**Problem details:** Leave out the pictures and copy everything else below exactly.
***
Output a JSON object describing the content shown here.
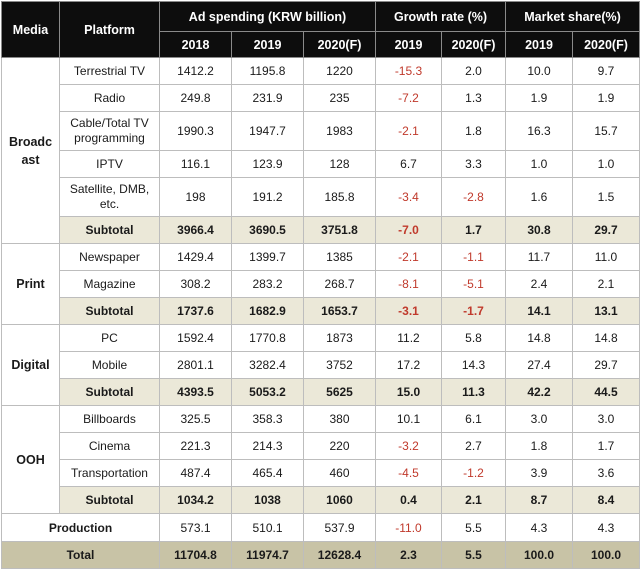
{
  "headers": {
    "media": "Media",
    "platform": "Platform",
    "ad_spending": "Ad spending (KRW billion)",
    "growth_rate": "Growth rate (%)",
    "market_share": "Market share(%)",
    "ad_years": [
      "2018",
      "2019",
      "2020(F)"
    ],
    "growth_years": [
      "2019",
      "2020(F)"
    ],
    "share_years": [
      "2019",
      "2020(F)"
    ]
  },
  "groups": {
    "broadcast": {
      "label": "Broadc\nast",
      "rows": [
        {
          "platform": "Terrestrial TV",
          "a2018": "1412.2",
          "a2019": "1195.8",
          "a2020": "1220",
          "g2019": "-15.3",
          "g2020": "2.0",
          "s2019": "10.0",
          "s2020": "9.7"
        },
        {
          "platform": "Radio",
          "a2018": "249.8",
          "a2019": "231.9",
          "a2020": "235",
          "g2019": "-7.2",
          "g2020": "1.3",
          "s2019": "1.9",
          "s2020": "1.9"
        },
        {
          "platform": "Cable/Total TV programming",
          "a2018": "1990.3",
          "a2019": "1947.7",
          "a2020": "1983",
          "g2019": "-2.1",
          "g2020": "1.8",
          "s2019": "16.3",
          "s2020": "15.7"
        },
        {
          "platform": "IPTV",
          "a2018": "116.1",
          "a2019": "123.9",
          "a2020": "128",
          "g2019": "6.7",
          "g2020": "3.3",
          "s2019": "1.0",
          "s2020": "1.0"
        },
        {
          "platform": "Satellite, DMB, etc.",
          "a2018": "198",
          "a2019": "191.2",
          "a2020": "185.8",
          "g2019": "-3.4",
          "g2020": "-2.8",
          "s2019": "1.6",
          "s2020": "1.5"
        }
      ],
      "subtotal": {
        "platform": "Subtotal",
        "a2018": "3966.4",
        "a2019": "3690.5",
        "a2020": "3751.8",
        "g2019": "-7.0",
        "g2020": "1.7",
        "s2019": "30.8",
        "s2020": "29.7"
      }
    },
    "print": {
      "label": "Print",
      "rows": [
        {
          "platform": "Newspaper",
          "a2018": "1429.4",
          "a2019": "1399.7",
          "a2020": "1385",
          "g2019": "-2.1",
          "g2020": "-1.1",
          "s2019": "11.7",
          "s2020": "11.0"
        },
        {
          "platform": "Magazine",
          "a2018": "308.2",
          "a2019": "283.2",
          "a2020": "268.7",
          "g2019": "-8.1",
          "g2020": "-5.1",
          "s2019": "2.4",
          "s2020": "2.1"
        }
      ],
      "subtotal": {
        "platform": "Subtotal",
        "a2018": "1737.6",
        "a2019": "1682.9",
        "a2020": "1653.7",
        "g2019": "-3.1",
        "g2020": "-1.7",
        "s2019": "14.1",
        "s2020": "13.1"
      }
    },
    "digital": {
      "label": "Digital",
      "rows": [
        {
          "platform": "PC",
          "a2018": "1592.4",
          "a2019": "1770.8",
          "a2020": "1873",
          "g2019": "11.2",
          "g2020": "5.8",
          "s2019": "14.8",
          "s2020": "14.8"
        },
        {
          "platform": "Mobile",
          "a2018": "2801.1",
          "a2019": "3282.4",
          "a2020": "3752",
          "g2019": "17.2",
          "g2020": "14.3",
          "s2019": "27.4",
          "s2020": "29.7"
        }
      ],
      "subtotal": {
        "platform": "Subtotal",
        "a2018": "4393.5",
        "a2019": "5053.2",
        "a2020": "5625",
        "g2019": "15.0",
        "g2020": "11.3",
        "s2019": "42.2",
        "s2020": "44.5"
      }
    },
    "ooh": {
      "label": "OOH",
      "rows": [
        {
          "platform": "Billboards",
          "a2018": "325.5",
          "a2019": "358.3",
          "a2020": "380",
          "g2019": "10.1",
          "g2020": "6.1",
          "s2019": "3.0",
          "s2020": "3.0"
        },
        {
          "platform": "Cinema",
          "a2018": "221.3",
          "a2019": "214.3",
          "a2020": "220",
          "g2019": "-3.2",
          "g2020": "2.7",
          "s2019": "1.8",
          "s2020": "1.7"
        },
        {
          "platform": "Transportation",
          "a2018": "487.4",
          "a2019": "465.4",
          "a2020": "460",
          "g2019": "-4.5",
          "g2020": "-1.2",
          "s2019": "3.9",
          "s2020": "3.6"
        }
      ],
      "subtotal": {
        "platform": "Subtotal",
        "a2018": "1034.2",
        "a2019": "1038",
        "a2020": "1060",
        "g2019": "0.4",
        "g2020": "2.1",
        "s2019": "8.7",
        "s2020": "8.4"
      }
    }
  },
  "production": {
    "label": "Production",
    "a2018": "573.1",
    "a2019": "510.1",
    "a2020": "537.9",
    "g2019": "-11.0",
    "g2020": "5.5",
    "s2019": "4.3",
    "s2020": "4.3"
  },
  "total": {
    "label": "Total",
    "a2018": "11704.8",
    "a2019": "11974.7",
    "a2020": "12628.4",
    "g2019": "2.3",
    "g2020": "5.5",
    "s2019": "100.0",
    "s2020": "100.0"
  },
  "colors": {
    "header_bg": "#0d0d0d",
    "subtotal_bg": "#ebe8d8",
    "total_bg": "#c8c3a6",
    "negative_text": "#c0392b"
  }
}
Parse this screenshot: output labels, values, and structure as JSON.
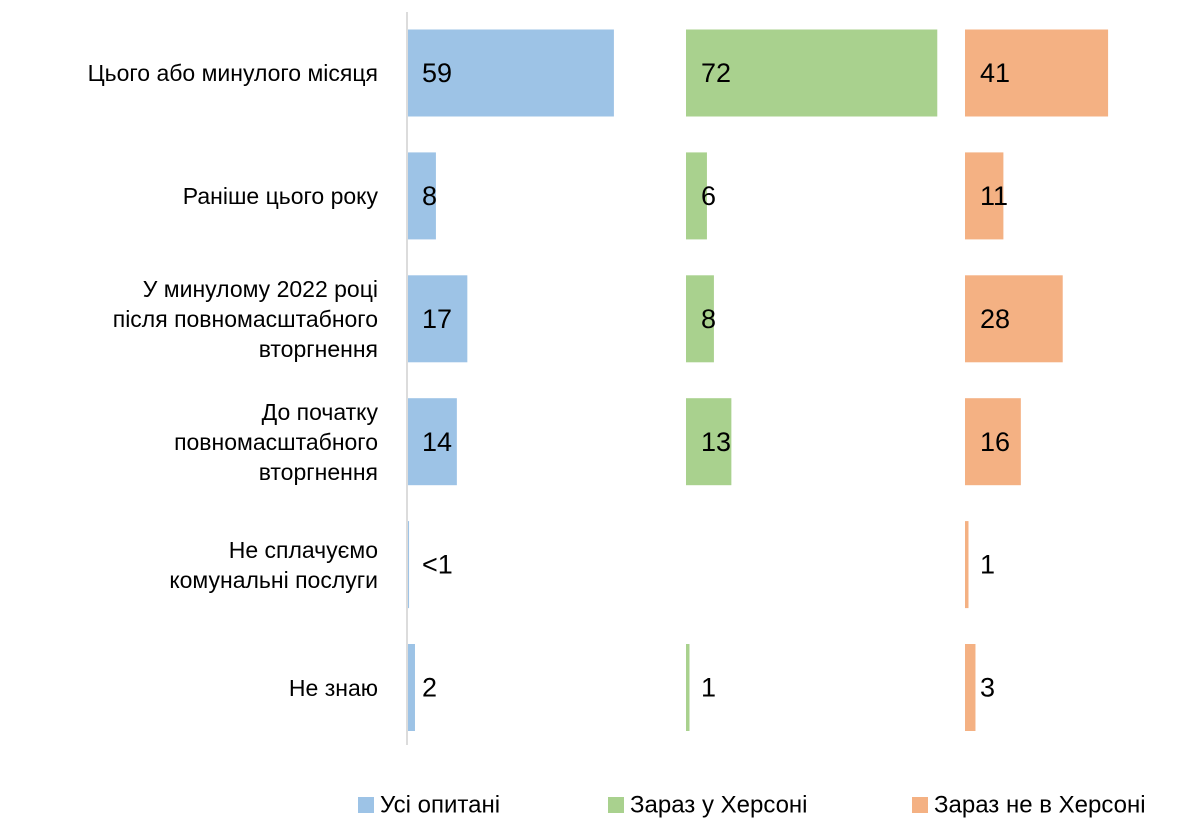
{
  "chart_data": {
    "type": "bar",
    "categories": [
      "Цього або минулого місяця",
      "Раніше цього року",
      "У минулому 2022 році\nпісля повномасштабного\nвторгнення",
      "До початку\nповномасштабного\nвторгнення",
      "Не сплачуємо\nкомунальні послуги",
      "Не знаю"
    ],
    "series": [
      {
        "name": "Усі опитані",
        "color": "#9dc3e6",
        "values": [
          59,
          8,
          17,
          14,
          0.3,
          2
        ],
        "value_labels": [
          "59",
          "8",
          "17",
          "14",
          "<1",
          "2"
        ]
      },
      {
        "name": "Зараз у Херсоні",
        "color": "#a9d18e",
        "values": [
          72,
          6,
          8,
          13,
          null,
          1
        ]
      },
      {
        "name": "Зараз не в Херсоні",
        "color": "#f4b183",
        "values": [
          41,
          11,
          28,
          16,
          1,
          3
        ]
      }
    ],
    "legend": "bottom"
  }
}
***
**Solution below:**
Output a JSON object describing the content shown here.
{
  "headers": {
    "media": "Media",
    "platform": "Platform",
    "ad_spending": "Ad spending (KRW billion)",
    "growth_rate": "Growth rate (%)",
    "market_share": "Market share(%)",
    "ad_years": [
      "2018",
      "2019",
      "2020(F)"
    ],
    "growth_years": [
      "2019",
      "2020(F)"
    ],
    "share_years": [
      "2019",
      "2020(F)"
    ]
  },
  "groups": {
    "broadcast": {
      "label": "Broadc\nast",
      "rows": [
        {
          "platform": "Terrestrial TV",
          "a2018": "1412.2",
          "a2019": "1195.8",
          "a2020": "1220",
          "g2019": "-15.3",
          "g2020": "2.0",
          "s2019": "10.0",
          "s2020": "9.7"
        },
        {
          "platform": "Radio",
          "a2018": "249.8",
          "a2019": "231.9",
          "a2020": "235",
          "g2019": "-7.2",
          "g2020": "1.3",
          "s2019": "1.9",
          "s2020": "1.9"
        },
        {
          "platform": "Cable/Total TV programming",
          "a2018": "1990.3",
          "a2019": "1947.7",
          "a2020": "1983",
          "g2019": "-2.1",
          "g2020": "1.8",
          "s2019": "16.3",
          "s2020": "15.7"
        },
        {
          "platform": "IPTV",
          "a2018": "116.1",
          "a2019": "123.9",
          "a2020": "128",
          "g2019": "6.7",
          "g2020": "3.3",
          "s2019": "1.0",
          "s2020": "1.0"
        },
        {
          "platform": "Satellite, DMB, etc.",
          "a2018": "198",
          "a2019": "191.2",
          "a2020": "185.8",
          "g2019": "-3.4",
          "g2020": "-2.8",
          "s2019": "1.6",
          "s2020": "1.5"
        }
      ],
      "subtotal": {
        "platform": "Subtotal",
        "a2018": "3966.4",
        "a2019": "3690.5",
        "a2020": "3751.8",
        "g2019": "-7.0",
        "g2020": "1.7",
        "s2019": "30.8",
        "s2020": "29.7"
      }
    },
    "print": {
      "label": "Print",
      "rows": [
        {
          "platform": "Newspaper",
          "a2018": "1429.4",
          "a2019": "1399.7",
          "a2020": "1385",
          "g2019": "-2.1",
          "g2020": "-1.1",
          "s2019": "11.7",
          "s2020": "11.0"
        },
        {
          "platform": "Magazine",
          "a2018": "308.2",
          "a2019": "283.2",
          "a2020": "268.7",
          "g2019": "-8.1",
          "g2020": "-5.1",
          "s2019": "2.4",
          "s2020": "2.1"
        }
      ],
      "subtotal": {
        "platform": "Subtotal",
        "a2018": "1737.6",
        "a2019": "1682.9",
        "a2020": "1653.7",
        "g2019": "-3.1",
        "g2020": "-1.7",
        "s2019": "14.1",
        "s2020": "13.1"
      }
    },
    "digital": {
      "label": "Digital",
      "rows": [
        {
          "platform": "PC",
          "a2018": "1592.4",
          "a2019": "1770.8",
          "a2020": "1873",
          "g2019": "11.2",
          "g2020": "5.8",
          "s2019": "14.8",
          "s2020": "14.8"
        },
        {
          "platform": "Mobile",
          "a2018": "2801.1",
          "a2019": "3282.4",
          "a2020": "3752",
          "g2019": "17.2",
          "g2020": "14.3",
          "s2019": "27.4",
          "s2020": "29.7"
        }
      ],
      "subtotal": {
        "platform": "Subtotal",
        "a2018": "4393.5",
        "a2019": "5053.2",
        "a2020": "5625",
        "g2019": "15.0",
        "g2020": "11.3",
        "s2019": "42.2",
        "s2020": "44.5"
      }
    },
    "ooh": {
      "label": "OOH",
      "rows": [
        {
          "platform": "Billboards",
          "a2018": "325.5",
          "a2019": "358.3",
          "a2020": "380",
          "g2019": "10.1",
          "g2020": "6.1",
          "s2019": "3.0",
          "s2020": "3.0"
        },
        {
          "platform": "Cinema",
          "a2018": "221.3",
          "a2019": "214.3",
          "a2020": "220",
          "g2019": "-3.2",
          "g2020": "2.7",
          "s2019": "1.8",
          "s2020": "1.7"
        },
        {
          "platform": "Transportation",
          "a2018": "487.4",
          "a2019": "465.4",
          "a2020": "460",
          "g2019": "-4.5",
          "g2020": "-1.2",
          "s2019": "3.9",
          "s2020": "3.6"
        }
      ],
      "subtotal": {
        "platform": "Subtotal",
        "a2018": "1034.2",
        "a2019": "1038",
        "a2020": "1060",
        "g2019": "0.4",
        "g2020": "2.1",
        "s2019": "8.7",
        "s2020": "8.4"
      }
    }
  },
  "production": {
    "label": "Production",
    "a2018": "573.1",
    "a2019": "510.1",
    "a2020": "537.9",
    "g2019": "-11.0",
    "g2020": "5.5",
    "s2019": "4.3",
    "s2020": "4.3"
  },
  "total": {
    "label": "Total",
    "a2018": "11704.8",
    "a2019": "11974.7",
    "a2020": "12628.4",
    "g2019": "2.3",
    "g2020": "5.5",
    "s2019": "100.0",
    "s2020": "100.0"
  },
  "colors": {
    "header_bg": "#0d0d0d",
    "subtotal_bg": "#ebe8d8",
    "total_bg": "#c8c3a6",
    "negative_text": "#c0392b"
  }
}
Parse this screenshot: output labels, values, and structure as JSON.
{
  "chart_data": {
    "type": "bar",
    "categories": [
      "Цього або минулого місяця",
      "Раніше цього року",
      "У минулому 2022 році\nпісля повномасштабного\nвторгнення",
      "До початку\nповномасштабного\nвторгнення",
      "Не сплачуємо\nкомунальні послуги",
      "Не знаю"
    ],
    "series": [
      {
        "name": "Усі опитані",
        "color": "#9dc3e6",
        "values": [
          59,
          8,
          17,
          14,
          0.3,
          2
        ],
        "value_labels": [
          "59",
          "8",
          "17",
          "14",
          "<1",
          "2"
        ]
      },
      {
        "name": "Зараз у Херсоні",
        "color": "#a9d18e",
        "values": [
          72,
          6,
          8,
          13,
          null,
          1
        ]
      },
      {
        "name": "Зараз не в Херсоні",
        "color": "#f4b183",
        "values": [
          41,
          11,
          28,
          16,
          1,
          3
        ]
      }
    ],
    "legend": "bottom"
  }
}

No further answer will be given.